> Consigne
Pouvez-vous transcrire fidèlement le passage de la note sur les marchés agricoles qui va de « Risques identifiés / » jusqu'à « de consommation importants. » inclus ?

> Texte de lecture
----
Ovine / Caprine (viande)
Etat général de la production / Contexte de marché : Après les fortes inquiétudes sur Pâques, la demande pour l’agneau et le chevreau était au rendez-vous, les prix payés aux éleveurs un peu moins. La campagne de communication d’Interbev commune agneau et chevreau et la mobilisation des acteurs de la production ont porté leurs fruits. Les deux viandes ont été mises en avant dans les rayons, ce qui a permis de maintenir les collectes et de relancer les abattages (proches de 2019 pour l’agneau). Cependant les efforts collectifs notamment pour adapter les conditionnements au rayon libre-service et réduire la taille des portions n’auront pas permis un rattrapage sur le prix payé aux producteurs (cotation qui a perdu plus de 60 cts/kg par rapport à la tendance observée sur 2020 pour l’agneau : 6,20 €/kg). Rappelons que concernant l’agneau, lors des fêtes religieuses Pâques juive et chrétienne, Ramadan musulman, la consommation augmente de près de 50 %. Les filières restent mobilisées pour les semaines à venir, afin de maintenir la collecte notamment pour les chevreaux – l’accord de filière ne valait que jusqu’à Pâques -, de nouvelles discussions sont en cours.
Risques identifiés / Actions envisagées : Concernant la filière ovine, la concurrence de l’import risque de se faire ressentir à nouveau avec des flux en provenance du Royaume-Uni, de l’Espagne ou d’Irlande, sachant que d’importantes quantités de viande néo-zélandaise ont déjà été stockées pour privilégier la viande française à Pâques. De plus, les consommations de ces viandes risquent de rester perturbées durant le mois de mai avec la fermeture prolongée de la restauration hors foyer alors même que les ponts du mois de mai demeurent habituellement des instants de consommation importants.
Bovin viande
La consommation reste dynamique, notamment sur le steak haché (+34 % pour le frais, +38 % pour le surgelé pour les ventes en semaine 14) ainsi que les pièces à griller (faux-filet, entrecôtes), ce qui a permis aux abattages de connaître une nouvelle hausse (+ 11 %). Néanmoins, les cotations sont, elles, en net recul : Jeune Bovin (3,87 €/kg, soit – 10 cts/kg par rapport à la semaine précédant le confinement), Vache R (3,71 €/kg, soit – 10 cts/kg par rapport à la semaine précédant le confinement).
Produits « festifs » et vins
Les produits consommés principalement lors des regroupements familiaux voient leurs ventes baisser : c’est le cas du foie gras (- 23% en valeur, Nielsen). Le rayon alcool en est un autre exemple révélateur, avec certaines catégories comme les champagnes (- 35% en valeur sur les 6 dernières semaines, Nielsen) et les vins effervescents qui connaissent de très nets reculs par rapport à 2019. Les ventes de vin tranquille en GMS sont également en baisse depuis le confinement. De plus, alors que les cafés/restaurants sont à l’arrêt et les exportations au ralenti, le vignoble doit aussi faire face au gel et à la grêle. Celle-ci a touché ces derniers jours le Bordelais.
----
> Entrées du jeu de données
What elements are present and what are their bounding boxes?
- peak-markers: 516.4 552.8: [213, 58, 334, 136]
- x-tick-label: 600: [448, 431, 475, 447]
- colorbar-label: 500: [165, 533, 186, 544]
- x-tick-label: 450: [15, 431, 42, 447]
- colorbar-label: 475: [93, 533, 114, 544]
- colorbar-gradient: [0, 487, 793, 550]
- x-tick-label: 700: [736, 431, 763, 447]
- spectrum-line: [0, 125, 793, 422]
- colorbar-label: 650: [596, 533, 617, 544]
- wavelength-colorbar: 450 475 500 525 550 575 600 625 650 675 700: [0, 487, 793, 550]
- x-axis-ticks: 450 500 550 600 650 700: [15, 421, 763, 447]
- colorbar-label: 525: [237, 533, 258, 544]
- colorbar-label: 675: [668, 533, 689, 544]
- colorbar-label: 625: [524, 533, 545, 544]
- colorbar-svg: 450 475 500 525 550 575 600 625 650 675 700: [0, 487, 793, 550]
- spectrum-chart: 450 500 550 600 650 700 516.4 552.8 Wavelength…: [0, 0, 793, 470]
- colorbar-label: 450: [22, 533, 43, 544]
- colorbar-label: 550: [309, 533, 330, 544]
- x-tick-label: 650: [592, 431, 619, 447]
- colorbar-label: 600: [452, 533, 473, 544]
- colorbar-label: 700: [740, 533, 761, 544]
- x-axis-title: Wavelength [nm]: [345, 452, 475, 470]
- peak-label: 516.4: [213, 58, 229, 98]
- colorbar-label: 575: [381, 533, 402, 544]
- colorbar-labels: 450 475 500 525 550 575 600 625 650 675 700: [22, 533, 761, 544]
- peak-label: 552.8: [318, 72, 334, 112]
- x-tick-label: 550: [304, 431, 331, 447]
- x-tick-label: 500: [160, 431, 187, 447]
----
> Résultat
Risques identifiés / Actions envisagées : Concernant la filière ovine, la concurrence de l’import risque de se faire ressentir à nouveau avec des flux en provenance du Royaume-Uni, de l’Espagne ou d’Irlande, sachant que d’importantes quantités de viande néo-zélandaise ont déjà été stockées pour privilégier la viande française à Pâques. De plus, les consommations de ces viandes risquent de rester perturbées durant le mois de mai avec la fermeture prolongée de la restauration hors foyer alors même que les ponts du mois de mai demeurent habituellement des instants de consommation importants.